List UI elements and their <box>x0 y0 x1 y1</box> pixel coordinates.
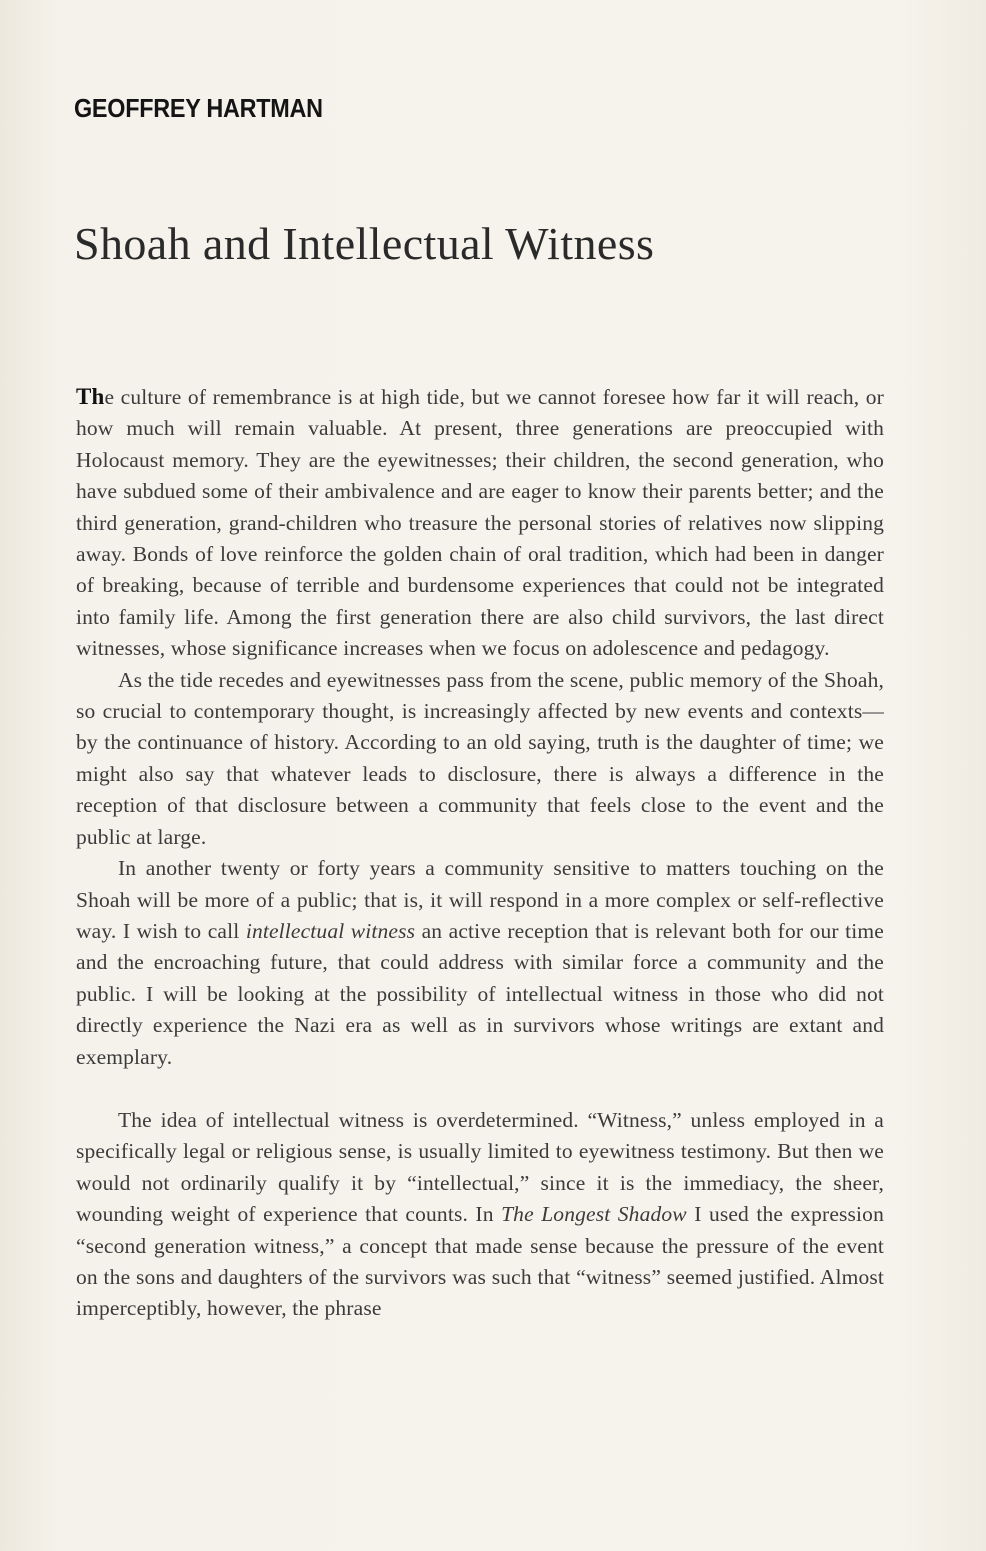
paragraph-4 <box>76 1105 884 1325</box>
paragraph-1-text: e culture of remembrance is at high tide, but we cannot foresee how far it will reach, or how much will remain valuable. At present, three generations are preoccupied with Holocaust memory. They are the eyewitnesses; their children, the second generation, who have subdued some of their ambivalence and are eager to know their parents better; and the third generation, grand-children who treasure the personal stories of relatives now slipping away. Bonds of love reinforce the golden chain of oral tradition, which had been in danger of breaking, because of terrible and burdensome experiences that could not be integrated into family life. Among the first generation there are also child survivors, the last direct witnesses, whose significance increases when we focus on adolescence and pedagogy. <box>76 385 884 661</box>
paragraph-3-italic: intellectual witness <box>245 918 416 943</box>
chapter-title: Shoah and Intellectual Witness <box>74 218 655 269</box>
chapter-author: GEOFFREY HARTMAN <box>74 93 323 123</box>
opening-letters: Th <box>76 384 105 409</box>
paragraph-4-after: I used the expression “second generation witness,” a concept that made sense because the pressure of the event on the sons and daughters of the survivors was such that “witness” seemed justified. Almost imperceptibly, however, the phrase <box>76 1202 884 1321</box>
paragraph-3 <box>76 853 884 1073</box>
paragraph-3-after: an active reception that is relevant both for our time and the encroaching future, that could address with similar force a community and the public. I will be looking at the possibility of intellectual witness in those who did not directly experience the Nazi era as well as in survivors whose writings are extant and exemplary. <box>76 918 884 1069</box>
paragraph-3-before: In another twenty or forty years a community sensitive to matters touching on the Shoah will be more of a public; that is, it will respond in a more complex or self-reflective way. I wish to call <box>76 856 884 943</box>
paragraph-1 <box>76 381 884 665</box>
book-title-reference: The Longest Shadow <box>501 1202 687 1227</box>
paragraph-4-before: The idea of intellectual witness is overdetermined. “Witness,” unless employed in a specifically legal or religious sense, is usually limited to eyewitness testimony. But then we would not ordinarily qualify it by “intellectual,” since it is the immediacy, the sheer, wounding weight of experience that counts. In <box>76 1107 884 1227</box>
chapter-body <box>76 381 884 1325</box>
paragraph-2: As the tide recedes and eyewitnesses pass from the scene, public memory of the Shoah, so crucial to contemporary thought, is increasingly affected by new events and contexts—by the continuance of history. According to an old saying, truth is the daughter of time; we might also say that whatever leads to disclosure, there is always a difference in the reception of that disclosure between a community that feels close to the event and the public at large. <box>76 667 884 849</box>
§ §
■ **WHAT YOU WILL DO**:
List every line of the entries above that contains the word "sense".

■ **TASK OUTPUT**:
paragraph-4-after: I used the expression “second generation witness,” a concept that made sense because the pressure of the event on the sons and daughters of the survivors was such that “witness” seemed justified. Almost imperceptibly, however, the phrase <box>76 1202 884 1321</box>
paragraph-4-before: The idea of intellectual witness is overdetermined. “Witness,” unless employed in a specifically legal or religious sense, is usually limited to eyewitness testimony. But then we would not ordinarily qualify it by “intellectual,” since it is the immediacy, the sheer, wounding weight of experience that counts. In <box>76 1107 884 1227</box>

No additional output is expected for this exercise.